**Description of the task:** Type out all the records word for word. Any pictures are to be left out.

**Records for the exercise:**
::::::::
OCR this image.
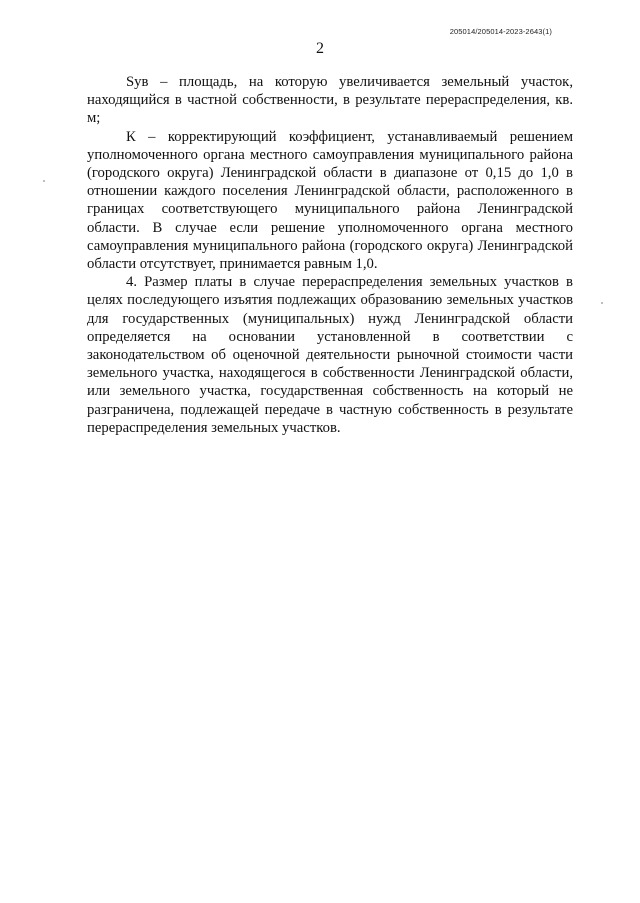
205014/205014-2023-2643(1)
2

Sув – площадь, на которую увеличивается земельный участок, находящийся в частной собственности, в результате перераспределения, кв. м;

К – корректирующий коэффициент, устанавливаемый решением уполномоченного органа местного самоуправления муниципального района (городского округа) Ленинградской области в диапазоне от 0,15 до 1,0 в отношении каждого поселения Ленинградской области, расположенного в границах соответствующего муниципального района Ленинградской области. В случае если решение уполномоченного органа местного самоуправления муниципального района (городского округа) Ленинградской области отсутствует, принимается равным 1,0.

4. Размер платы в случае перераспределения земельных участков в целях последующего изъятия подлежащих образованию земельных участков для государственных (муниципальных) нужд Ленинградской области определяется на основании установленной в соответствии с законодательством об оценочной деятельности рыночной стоимости части земельного участка, находящегося в собственности Ленинградской области, или земельного участка, государственная собственность на который не разграничена, подлежащей передаче в частную собственность в результате перераспределения земельных участков.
::::::::
**The answer:**
OCR this image.
205014/205014-2023-2643(1)
2

Sув – площадь, на которую увеличивается земельный участок, находящийся в частной собственности, в результате перераспределения, кв. м;

К – корректирующий коэффициент, устанавливаемый решением уполномоченного органа местного самоуправления муниципального района (городского округа) Ленинградской области в диапазоне от 0,15 до 1,0 в отношении каждого поселения Ленинградской области, расположенного в границах соответствующего муниципального района Ленинградской области. В случае если решение уполномоченного органа местного самоуправления муниципального района (городского округа) Ленинградской области отсутствует, принимается равным 1,0.

4. Размер платы в случае перераспределения земельных участков в целях последующего изъятия подлежащих образованию земельных участков для государственных (муниципальных) нужд Ленинградской области определяется на основании установленной в соответствии с законодательством об оценочной деятельности рыночной стоимости части земельного участка, находящегося в собственности Ленинградской области, или земельного участка, государственная собственность на который не разграничена, подлежащей передаче в частную собственность в результате перераспределения земельных участков.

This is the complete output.